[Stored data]
((
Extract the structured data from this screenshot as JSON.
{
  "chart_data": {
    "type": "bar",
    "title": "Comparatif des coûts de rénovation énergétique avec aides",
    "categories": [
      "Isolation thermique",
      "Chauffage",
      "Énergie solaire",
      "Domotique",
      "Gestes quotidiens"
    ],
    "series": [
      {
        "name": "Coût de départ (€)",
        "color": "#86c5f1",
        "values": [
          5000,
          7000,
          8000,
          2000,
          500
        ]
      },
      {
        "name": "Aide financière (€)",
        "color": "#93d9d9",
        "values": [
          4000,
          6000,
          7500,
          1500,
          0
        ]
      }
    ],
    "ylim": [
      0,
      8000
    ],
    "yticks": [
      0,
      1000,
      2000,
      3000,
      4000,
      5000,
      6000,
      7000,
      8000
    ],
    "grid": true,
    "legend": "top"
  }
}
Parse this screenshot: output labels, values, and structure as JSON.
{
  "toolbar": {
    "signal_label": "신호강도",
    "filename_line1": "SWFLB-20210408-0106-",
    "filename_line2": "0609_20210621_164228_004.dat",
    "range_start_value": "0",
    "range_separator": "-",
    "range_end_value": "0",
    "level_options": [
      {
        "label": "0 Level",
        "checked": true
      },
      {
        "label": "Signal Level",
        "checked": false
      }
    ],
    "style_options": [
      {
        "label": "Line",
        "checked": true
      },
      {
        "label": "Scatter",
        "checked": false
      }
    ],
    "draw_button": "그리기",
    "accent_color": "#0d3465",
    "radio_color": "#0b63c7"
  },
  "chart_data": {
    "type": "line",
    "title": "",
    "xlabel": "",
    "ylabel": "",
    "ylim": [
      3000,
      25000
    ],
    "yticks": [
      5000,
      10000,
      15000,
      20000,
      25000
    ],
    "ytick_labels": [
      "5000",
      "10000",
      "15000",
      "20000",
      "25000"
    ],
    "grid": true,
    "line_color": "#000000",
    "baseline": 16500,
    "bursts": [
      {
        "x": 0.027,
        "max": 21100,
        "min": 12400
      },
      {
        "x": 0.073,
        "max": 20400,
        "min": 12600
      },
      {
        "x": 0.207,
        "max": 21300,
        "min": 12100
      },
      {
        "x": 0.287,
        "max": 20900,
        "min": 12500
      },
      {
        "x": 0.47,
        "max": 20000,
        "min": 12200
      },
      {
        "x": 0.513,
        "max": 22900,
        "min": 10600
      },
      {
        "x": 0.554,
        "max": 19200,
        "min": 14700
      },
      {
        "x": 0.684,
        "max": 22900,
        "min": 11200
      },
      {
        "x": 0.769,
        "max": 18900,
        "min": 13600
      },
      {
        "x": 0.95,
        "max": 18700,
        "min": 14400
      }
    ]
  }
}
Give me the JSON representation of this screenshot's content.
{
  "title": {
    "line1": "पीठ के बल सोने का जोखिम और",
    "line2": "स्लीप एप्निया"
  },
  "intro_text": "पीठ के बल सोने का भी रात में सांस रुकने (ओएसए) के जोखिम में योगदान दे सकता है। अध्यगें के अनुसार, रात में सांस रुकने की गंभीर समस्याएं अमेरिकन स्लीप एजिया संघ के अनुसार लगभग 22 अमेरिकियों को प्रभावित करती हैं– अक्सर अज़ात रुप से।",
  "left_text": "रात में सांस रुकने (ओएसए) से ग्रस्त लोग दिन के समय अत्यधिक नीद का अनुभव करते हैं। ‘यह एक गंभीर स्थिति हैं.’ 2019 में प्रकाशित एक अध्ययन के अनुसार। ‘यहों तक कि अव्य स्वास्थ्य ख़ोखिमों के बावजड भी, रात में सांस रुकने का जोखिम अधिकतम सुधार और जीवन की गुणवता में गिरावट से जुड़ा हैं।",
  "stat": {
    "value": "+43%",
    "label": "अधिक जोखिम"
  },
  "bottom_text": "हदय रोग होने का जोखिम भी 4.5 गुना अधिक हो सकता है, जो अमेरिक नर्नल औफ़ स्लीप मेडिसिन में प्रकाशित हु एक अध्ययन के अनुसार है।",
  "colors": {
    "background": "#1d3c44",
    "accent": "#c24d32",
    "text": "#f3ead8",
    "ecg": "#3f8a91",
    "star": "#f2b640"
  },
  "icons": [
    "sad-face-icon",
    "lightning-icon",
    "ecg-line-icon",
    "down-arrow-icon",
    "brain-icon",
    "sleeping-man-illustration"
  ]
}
))
- What is needed: Take the listing above and write it out again exactly.

- Solution below:
Extract the structured data from this screenshot as JSON.
{
  "chart_data": {
    "type": "bar",
    "title": "Comparatif des coûts de rénovation énergétique avec aides",
    "categories": [
      "Isolation thermique",
      "Chauffage",
      "Énergie solaire",
      "Domotique",
      "Gestes quotidiens"
    ],
    "series": [
      {
        "name": "Coût de départ (€)",
        "color": "#86c5f1",
        "values": [
          5000,
          7000,
          8000,
          2000,
          500
        ]
      },
      {
        "name": "Aide financière (€)",
        "color": "#93d9d9",
        "values": [
          4000,
          6000,
          7500,
          1500,
          0
        ]
      }
    ],
    "ylim": [
      0,
      8000
    ],
    "yticks": [
      0,
      1000,
      2000,
      3000,
      4000,
      5000,
      6000,
      7000,
      8000
    ],
    "grid": true,
    "legend": "top"
  }
}
Parse this screenshot: output labels, values, and structure as JSON.
{
  "toolbar": {
    "signal_label": "신호강도",
    "filename_line1": "SWFLB-20210408-0106-",
    "filename_line2": "0609_20210621_164228_004.dat",
    "range_start_value": "0",
    "range_separator": "-",
    "range_end_value": "0",
    "level_options": [
      {
        "label": "0 Level",
        "checked": true
      },
      {
        "label": "Signal Level",
        "checked": false
      }
    ],
    "style_options": [
      {
        "label": "Line",
        "checked": true
      },
      {
        "label": "Scatter",
        "checked": false
      }
    ],
    "draw_button": "그리기",
    "accent_color": "#0d3465",
    "radio_color": "#0b63c7"
  },
  "chart_data": {
    "type": "line",
    "title": "",
    "xlabel": "",
    "ylabel": "",
    "ylim": [
      3000,
      25000
    ],
    "yticks": [
      5000,
      10000,
      15000,
      20000,
      25000
    ],
    "ytick_labels": [
      "5000",
      "10000",
      "15000",
      "20000",
      "25000"
    ],
    "grid": true,
    "line_color": "#000000",
    "baseline": 16500,
    "bursts": [
      {
        "x": 0.027,
        "max": 21100,
        "min": 12400
      },
      {
        "x": 0.073,
        "max": 20400,
        "min": 12600
      },
      {
        "x": 0.207,
        "max": 21300,
        "min": 12100
      },
      {
        "x": 0.287,
        "max": 20900,
        "min": 12500
      },
      {
        "x": 0.47,
        "max": 20000,
        "min": 12200
      },
      {
        "x": 0.513,
        "max": 22900,
        "min": 10600
      },
      {
        "x": 0.554,
        "max": 19200,
        "min": 14700
      },
      {
        "x": 0.684,
        "max": 22900,
        "min": 11200
      },
      {
        "x": 0.769,
        "max": 18900,
        "min": 13600
      },
      {
        "x": 0.95,
        "max": 18700,
        "min": 14400
      }
    ]
  }
}
Give me the JSON representation of this screenshot's content.
{
  "title": {
    "line1": "पीठ के बल सोने का जोखिम और",
    "line2": "स्लीप एप्निया"
  },
  "intro_text": "पीठ के बल सोने का भी रात में सांस रुकने (ओएसए) के जोखिम में योगदान दे सकता है। अध्यगें के अनुसार, रात में सांस रुकने की गंभीर समस्याएं अमेरिकन स्लीप एजिया संघ के अनुसार लगभग 22 अमेरिकियों को प्रभावित करती हैं– अक्सर अज़ात रुप से।",
  "left_text": "रात में सांस रुकने (ओएसए) से ग्रस्त लोग दिन के समय अत्यधिक नीद का अनुभव करते हैं। ‘यह एक गंभीर स्थिति हैं.’ 2019 में प्रकाशित एक अध्ययन के अनुसार। ‘यहों तक कि अव्य स्वास्थ्य ख़ोखिमों के बावजड भी, रात में सांस रुकने का जोखिम अधिकतम सुधार और जीवन की गुणवता में गिरावट से जुड़ा हैं।",
  "stat": {
    "value": "+43%",
    "label": "अधिक जोखिम"
  },
  "bottom_text": "हदय रोग होने का जोखिम भी 4.5 गुना अधिक हो सकता है, जो अमेरिक नर्नल औफ़ स्लीप मेडिसिन में प्रकाशित हु एक अध्ययन के अनुसार है।",
  "colors": {
    "background": "#1d3c44",
    "accent": "#c24d32",
    "text": "#f3ead8",
    "ecg": "#3f8a91",
    "star": "#f2b640"
  },
  "icons": [
    "sad-face-icon",
    "lightning-icon",
    "ecg-line-icon",
    "down-arrow-icon",
    "brain-icon",
    "sleeping-man-illustration"
  ]
}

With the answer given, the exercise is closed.